The problem: From the entries that follow, extract each line holding the string "Output".

The records:
____________________

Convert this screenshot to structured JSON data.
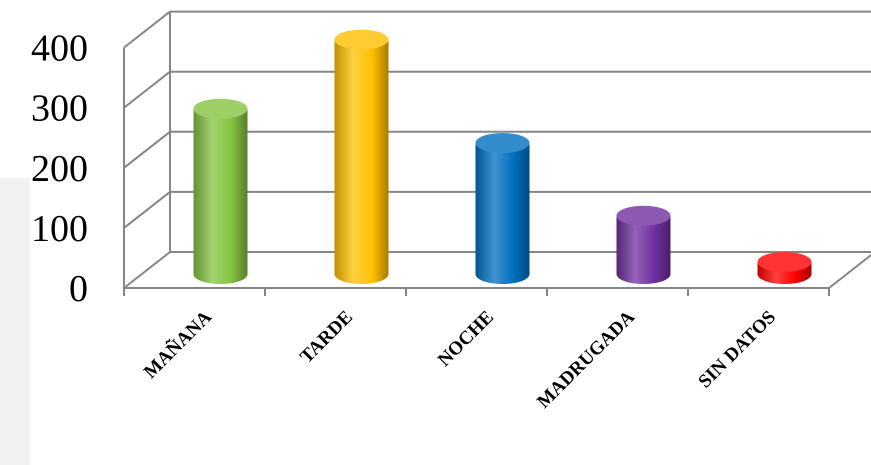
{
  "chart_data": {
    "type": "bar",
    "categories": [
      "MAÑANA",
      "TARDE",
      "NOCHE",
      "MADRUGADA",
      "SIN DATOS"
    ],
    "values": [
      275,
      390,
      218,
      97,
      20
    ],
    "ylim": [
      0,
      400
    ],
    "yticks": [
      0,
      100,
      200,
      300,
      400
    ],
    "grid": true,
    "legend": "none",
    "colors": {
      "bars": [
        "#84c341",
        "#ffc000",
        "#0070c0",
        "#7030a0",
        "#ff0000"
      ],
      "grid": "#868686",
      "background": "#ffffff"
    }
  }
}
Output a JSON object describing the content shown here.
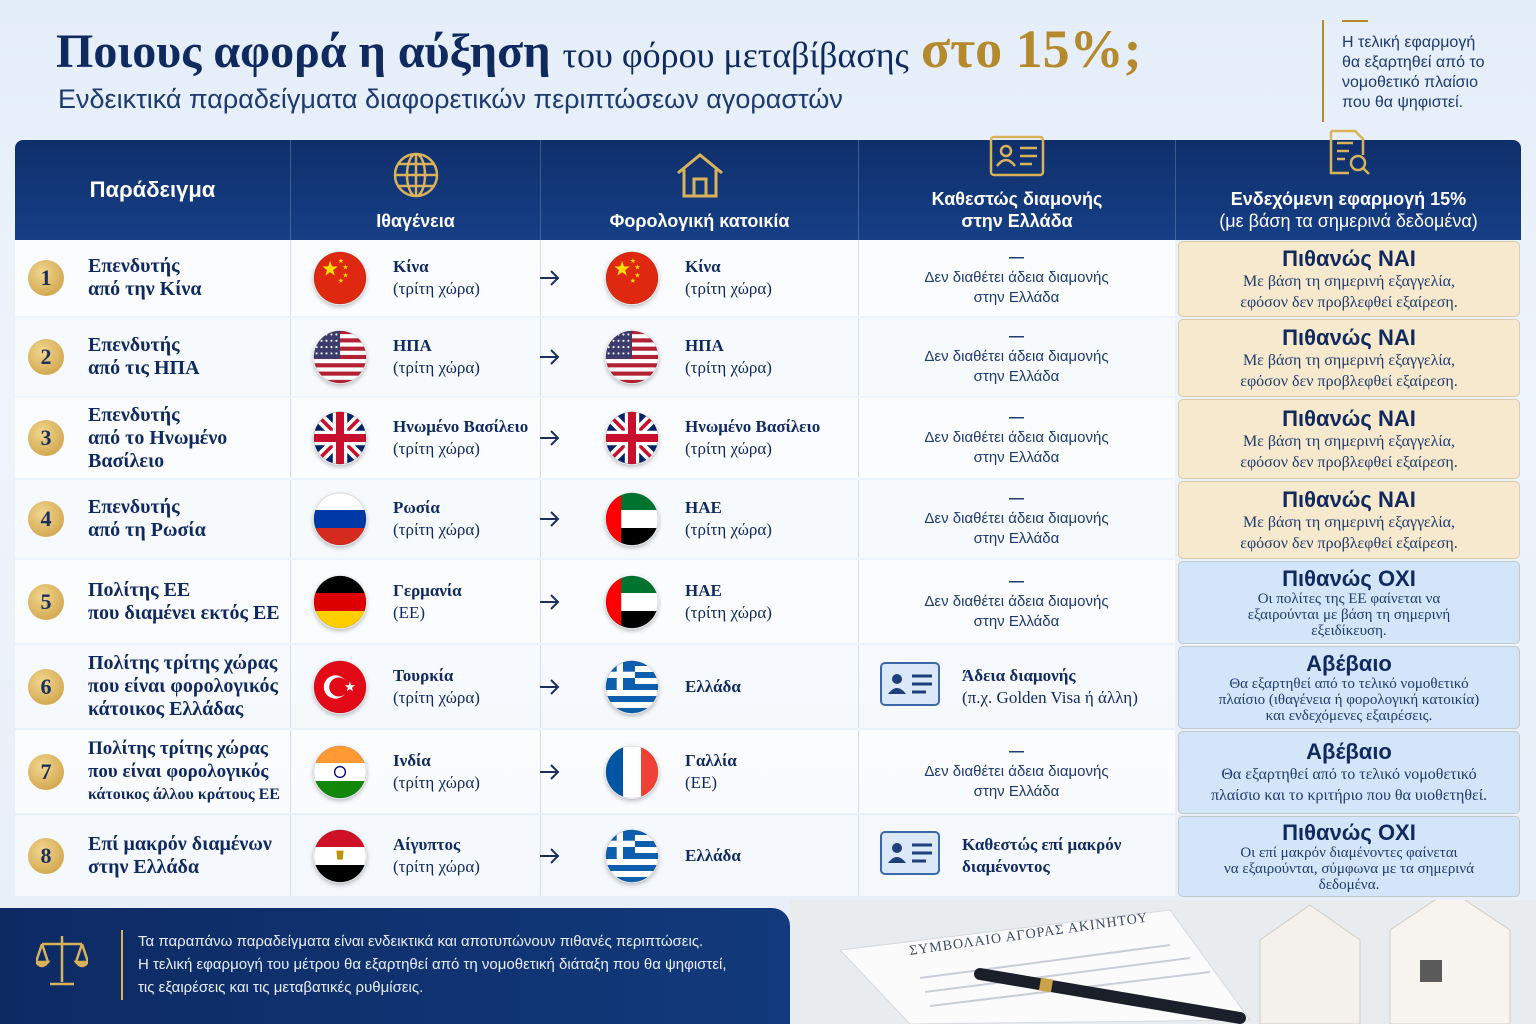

____________________

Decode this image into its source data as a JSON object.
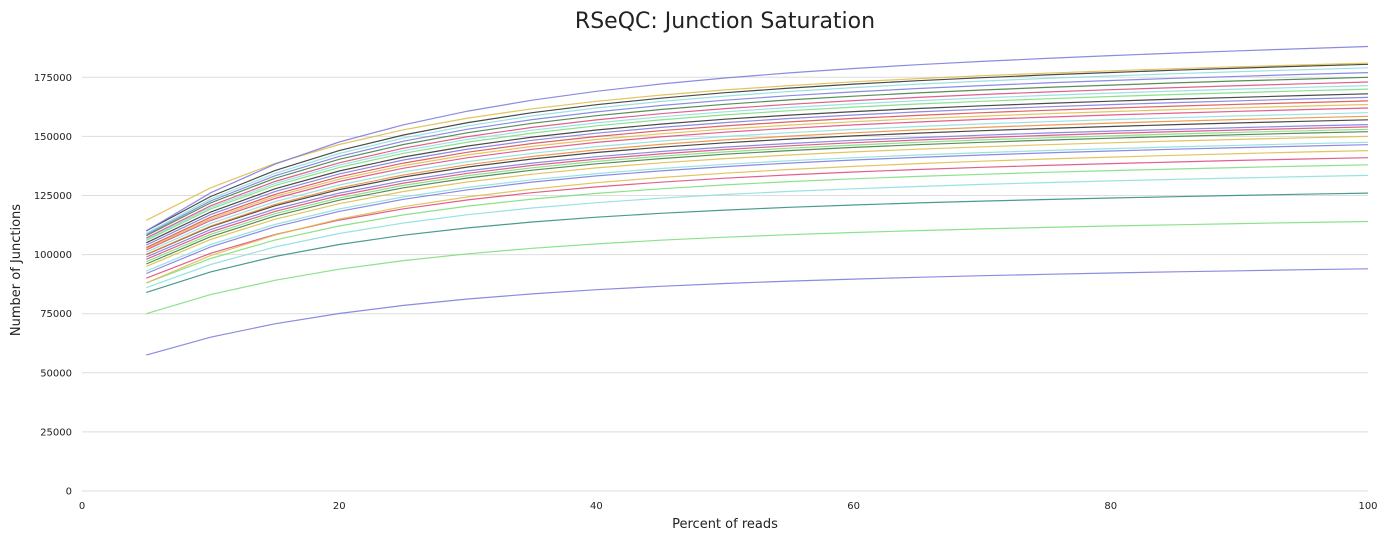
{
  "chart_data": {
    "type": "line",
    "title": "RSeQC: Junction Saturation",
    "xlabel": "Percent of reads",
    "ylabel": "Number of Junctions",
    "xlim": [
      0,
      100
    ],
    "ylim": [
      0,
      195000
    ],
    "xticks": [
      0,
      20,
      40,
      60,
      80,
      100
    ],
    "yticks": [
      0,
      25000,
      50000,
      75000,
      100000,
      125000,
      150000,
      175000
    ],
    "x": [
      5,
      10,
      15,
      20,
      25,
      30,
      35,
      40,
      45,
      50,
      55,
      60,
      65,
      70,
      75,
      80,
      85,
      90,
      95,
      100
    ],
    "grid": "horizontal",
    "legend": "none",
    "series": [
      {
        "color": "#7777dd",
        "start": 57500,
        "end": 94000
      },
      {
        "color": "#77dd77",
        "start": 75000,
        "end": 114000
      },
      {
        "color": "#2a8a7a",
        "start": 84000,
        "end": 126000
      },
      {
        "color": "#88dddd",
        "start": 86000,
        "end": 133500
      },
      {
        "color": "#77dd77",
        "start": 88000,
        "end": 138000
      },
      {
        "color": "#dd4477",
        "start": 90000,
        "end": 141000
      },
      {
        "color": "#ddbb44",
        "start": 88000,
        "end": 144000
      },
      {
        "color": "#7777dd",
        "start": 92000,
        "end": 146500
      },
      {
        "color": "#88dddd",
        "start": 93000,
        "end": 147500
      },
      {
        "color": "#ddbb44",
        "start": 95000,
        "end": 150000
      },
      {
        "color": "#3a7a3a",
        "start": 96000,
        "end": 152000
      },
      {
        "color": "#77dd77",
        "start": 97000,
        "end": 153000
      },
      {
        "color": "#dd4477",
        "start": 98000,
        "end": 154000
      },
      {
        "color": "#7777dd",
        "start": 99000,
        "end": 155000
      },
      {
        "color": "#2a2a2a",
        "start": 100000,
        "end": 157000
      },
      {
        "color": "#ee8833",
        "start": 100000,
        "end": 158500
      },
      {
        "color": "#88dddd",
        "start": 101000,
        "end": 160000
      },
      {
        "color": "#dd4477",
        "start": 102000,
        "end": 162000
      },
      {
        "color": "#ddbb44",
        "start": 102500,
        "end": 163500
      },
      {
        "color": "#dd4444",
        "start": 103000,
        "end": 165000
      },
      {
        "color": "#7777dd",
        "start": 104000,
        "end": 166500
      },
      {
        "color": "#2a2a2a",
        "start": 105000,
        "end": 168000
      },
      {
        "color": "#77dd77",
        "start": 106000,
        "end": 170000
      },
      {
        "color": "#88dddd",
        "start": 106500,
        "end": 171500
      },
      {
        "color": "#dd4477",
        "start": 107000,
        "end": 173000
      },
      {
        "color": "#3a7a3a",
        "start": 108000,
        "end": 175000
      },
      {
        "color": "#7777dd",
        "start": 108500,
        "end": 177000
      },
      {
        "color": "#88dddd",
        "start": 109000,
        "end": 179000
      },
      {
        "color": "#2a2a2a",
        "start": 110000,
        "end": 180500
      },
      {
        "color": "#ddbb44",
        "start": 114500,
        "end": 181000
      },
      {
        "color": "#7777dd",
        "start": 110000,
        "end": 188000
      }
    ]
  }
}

____________________

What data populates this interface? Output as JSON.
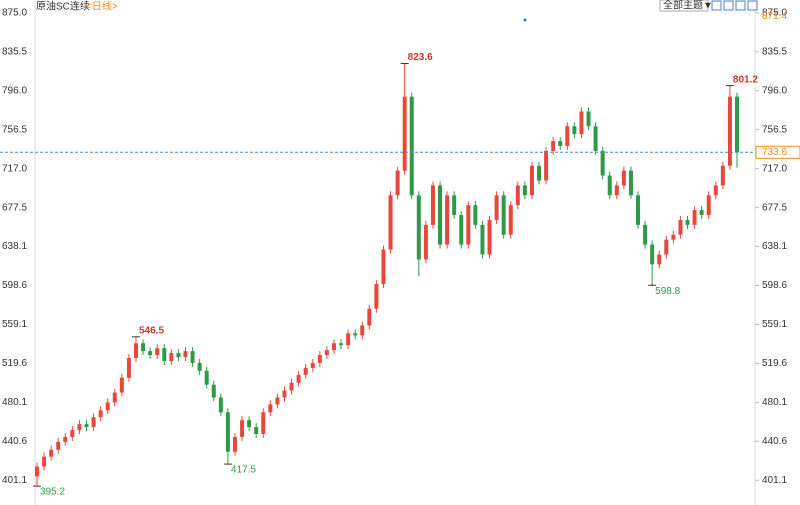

____________________

Response below:
Output a JSON object describing the content shown here.
What data populates this interface? Output as JSON.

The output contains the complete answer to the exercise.